Short exercise:
Write out the records below word for word, please.

=== Input material ===

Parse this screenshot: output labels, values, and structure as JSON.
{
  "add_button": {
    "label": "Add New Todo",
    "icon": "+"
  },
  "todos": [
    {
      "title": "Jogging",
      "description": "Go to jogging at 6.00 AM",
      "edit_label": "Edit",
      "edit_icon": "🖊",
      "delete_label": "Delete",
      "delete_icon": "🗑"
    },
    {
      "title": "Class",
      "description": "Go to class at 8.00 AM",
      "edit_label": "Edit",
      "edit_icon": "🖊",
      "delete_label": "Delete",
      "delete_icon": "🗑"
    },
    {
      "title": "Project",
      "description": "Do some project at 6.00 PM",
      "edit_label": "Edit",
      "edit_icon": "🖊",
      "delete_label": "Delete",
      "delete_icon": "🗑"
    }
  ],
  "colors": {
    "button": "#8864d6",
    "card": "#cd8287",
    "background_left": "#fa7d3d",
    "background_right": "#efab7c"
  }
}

===

In response:
Parse this screenshot: output labels, values, and structure as JSON.
{
  "add_button": {
    "label": "Add New Todo",
    "icon": "+"
  },
  "todos": [
    {
      "title": "Jogging",
      "description": "Go to jogging at 6.00 AM",
      "edit_label": "Edit",
      "edit_icon": "🖊",
      "delete_label": "Delete",
      "delete_icon": "🗑"
    },
    {
      "title": "Class",
      "description": "Go to class at 8.00 AM",
      "edit_label": "Edit",
      "edit_icon": "🖊",
      "delete_label": "Delete",
      "delete_icon": "🗑"
    },
    {
      "title": "Project",
      "description": "Do some project at 6.00 PM",
      "edit_label": "Edit",
      "edit_icon": "🖊",
      "delete_label": "Delete",
      "delete_icon": "🗑"
    }
  ],
  "colors": {
    "button": "#8864d6",
    "card": "#cd8287",
    "background_left": "#fa7d3d",
    "background_right": "#efab7c"
  }
}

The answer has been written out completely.